Figure data in JSON:
[BEGIN]
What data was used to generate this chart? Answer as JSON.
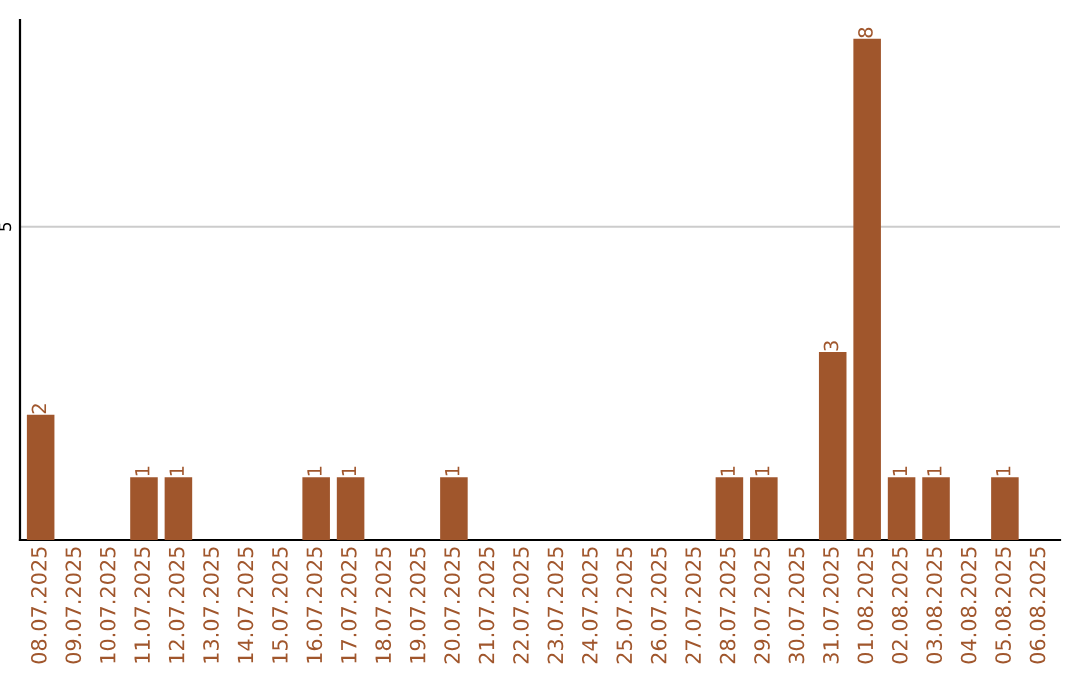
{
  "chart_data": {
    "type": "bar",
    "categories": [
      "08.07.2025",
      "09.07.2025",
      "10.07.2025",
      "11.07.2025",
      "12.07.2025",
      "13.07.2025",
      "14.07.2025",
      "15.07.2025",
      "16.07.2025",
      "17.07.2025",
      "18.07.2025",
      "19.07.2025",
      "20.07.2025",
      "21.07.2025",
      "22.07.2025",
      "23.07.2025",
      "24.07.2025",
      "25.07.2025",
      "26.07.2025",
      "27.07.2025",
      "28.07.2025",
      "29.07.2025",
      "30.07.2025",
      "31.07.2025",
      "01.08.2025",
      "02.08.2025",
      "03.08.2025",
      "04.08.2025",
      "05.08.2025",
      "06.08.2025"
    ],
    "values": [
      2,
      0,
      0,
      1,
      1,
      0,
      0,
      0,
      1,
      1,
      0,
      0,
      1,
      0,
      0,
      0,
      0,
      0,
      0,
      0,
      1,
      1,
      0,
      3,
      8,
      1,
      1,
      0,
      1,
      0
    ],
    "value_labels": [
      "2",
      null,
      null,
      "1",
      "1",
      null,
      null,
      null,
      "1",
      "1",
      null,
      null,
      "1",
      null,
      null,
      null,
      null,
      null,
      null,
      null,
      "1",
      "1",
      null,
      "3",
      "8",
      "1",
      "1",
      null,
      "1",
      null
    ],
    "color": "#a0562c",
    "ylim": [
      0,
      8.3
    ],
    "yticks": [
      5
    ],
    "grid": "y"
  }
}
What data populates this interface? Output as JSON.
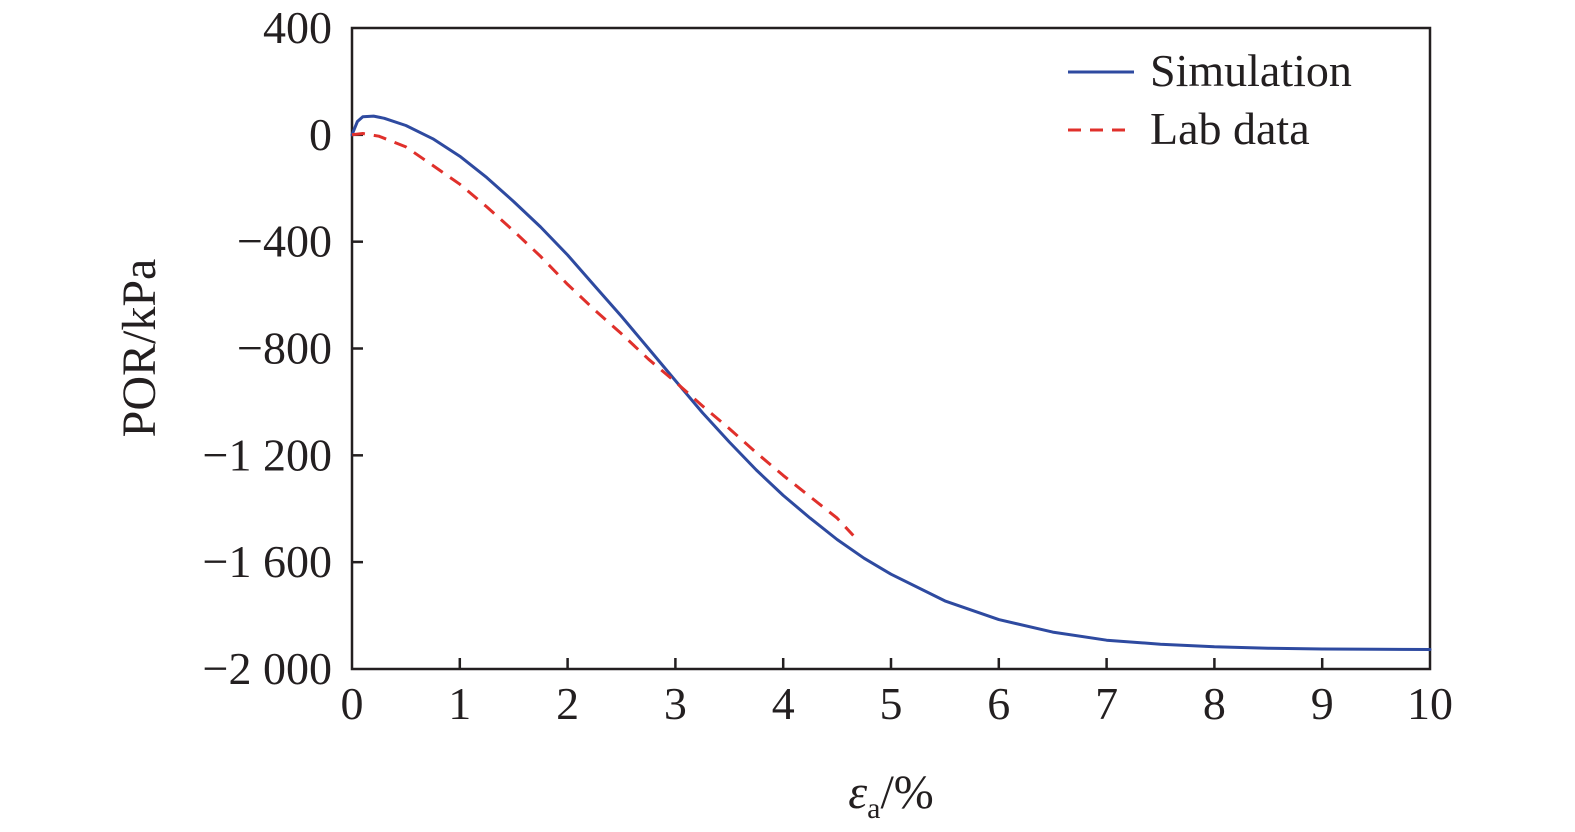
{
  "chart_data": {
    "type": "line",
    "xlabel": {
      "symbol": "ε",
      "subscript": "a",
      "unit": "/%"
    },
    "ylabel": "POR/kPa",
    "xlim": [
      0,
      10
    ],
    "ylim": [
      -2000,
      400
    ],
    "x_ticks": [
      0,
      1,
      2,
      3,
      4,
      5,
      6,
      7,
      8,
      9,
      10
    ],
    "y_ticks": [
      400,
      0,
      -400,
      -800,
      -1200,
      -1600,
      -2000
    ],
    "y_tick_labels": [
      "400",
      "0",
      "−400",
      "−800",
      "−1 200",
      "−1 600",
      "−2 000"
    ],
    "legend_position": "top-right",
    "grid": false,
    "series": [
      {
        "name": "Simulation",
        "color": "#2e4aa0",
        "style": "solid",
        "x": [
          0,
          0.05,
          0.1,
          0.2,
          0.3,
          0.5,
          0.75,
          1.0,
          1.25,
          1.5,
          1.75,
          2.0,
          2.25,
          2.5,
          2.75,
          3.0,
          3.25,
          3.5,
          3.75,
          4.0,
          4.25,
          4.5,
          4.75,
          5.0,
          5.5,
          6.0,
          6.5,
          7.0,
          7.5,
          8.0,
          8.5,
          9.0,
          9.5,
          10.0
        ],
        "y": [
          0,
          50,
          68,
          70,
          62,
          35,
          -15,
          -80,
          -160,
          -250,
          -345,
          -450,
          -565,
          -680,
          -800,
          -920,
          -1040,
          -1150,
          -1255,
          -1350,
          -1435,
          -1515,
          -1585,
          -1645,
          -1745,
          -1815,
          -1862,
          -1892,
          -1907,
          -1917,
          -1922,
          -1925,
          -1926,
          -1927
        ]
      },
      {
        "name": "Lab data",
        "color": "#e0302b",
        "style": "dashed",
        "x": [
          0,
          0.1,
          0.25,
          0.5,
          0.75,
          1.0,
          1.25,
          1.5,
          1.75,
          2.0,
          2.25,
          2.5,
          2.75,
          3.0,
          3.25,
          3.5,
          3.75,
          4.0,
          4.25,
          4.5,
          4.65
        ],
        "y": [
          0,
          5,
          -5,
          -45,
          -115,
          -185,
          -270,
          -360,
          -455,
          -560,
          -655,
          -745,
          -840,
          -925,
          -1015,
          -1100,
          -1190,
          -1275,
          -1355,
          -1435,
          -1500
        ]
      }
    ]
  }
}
[END]
[BEGIN]
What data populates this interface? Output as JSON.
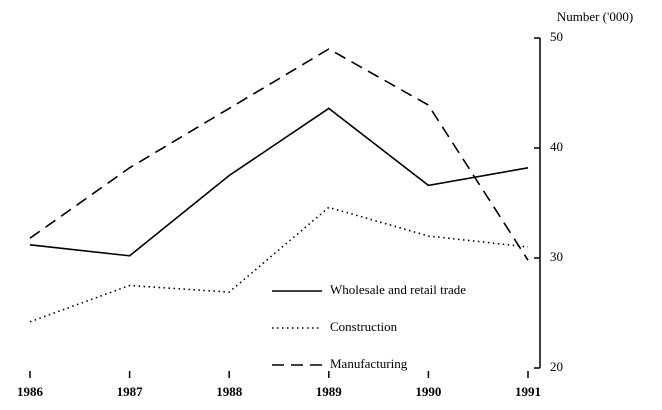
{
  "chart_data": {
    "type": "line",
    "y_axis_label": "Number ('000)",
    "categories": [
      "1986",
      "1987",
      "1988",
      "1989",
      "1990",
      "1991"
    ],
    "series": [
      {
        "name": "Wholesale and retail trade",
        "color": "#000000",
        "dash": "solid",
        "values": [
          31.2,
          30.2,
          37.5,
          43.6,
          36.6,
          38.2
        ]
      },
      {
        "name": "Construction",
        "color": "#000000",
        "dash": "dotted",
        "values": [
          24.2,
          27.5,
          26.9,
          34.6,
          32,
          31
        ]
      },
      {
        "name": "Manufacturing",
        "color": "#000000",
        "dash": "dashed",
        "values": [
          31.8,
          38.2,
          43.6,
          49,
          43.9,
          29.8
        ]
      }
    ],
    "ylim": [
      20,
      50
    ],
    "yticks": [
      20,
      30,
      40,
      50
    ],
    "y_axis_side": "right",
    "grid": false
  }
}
[END]
* PROBLEM TO SOLVE *
Locate all lines in the listing above with the word "right". Copy them.

* RESPONSE TO THIS TASK *
    "legend_position": "top-right",
    "y_axis_side": "right",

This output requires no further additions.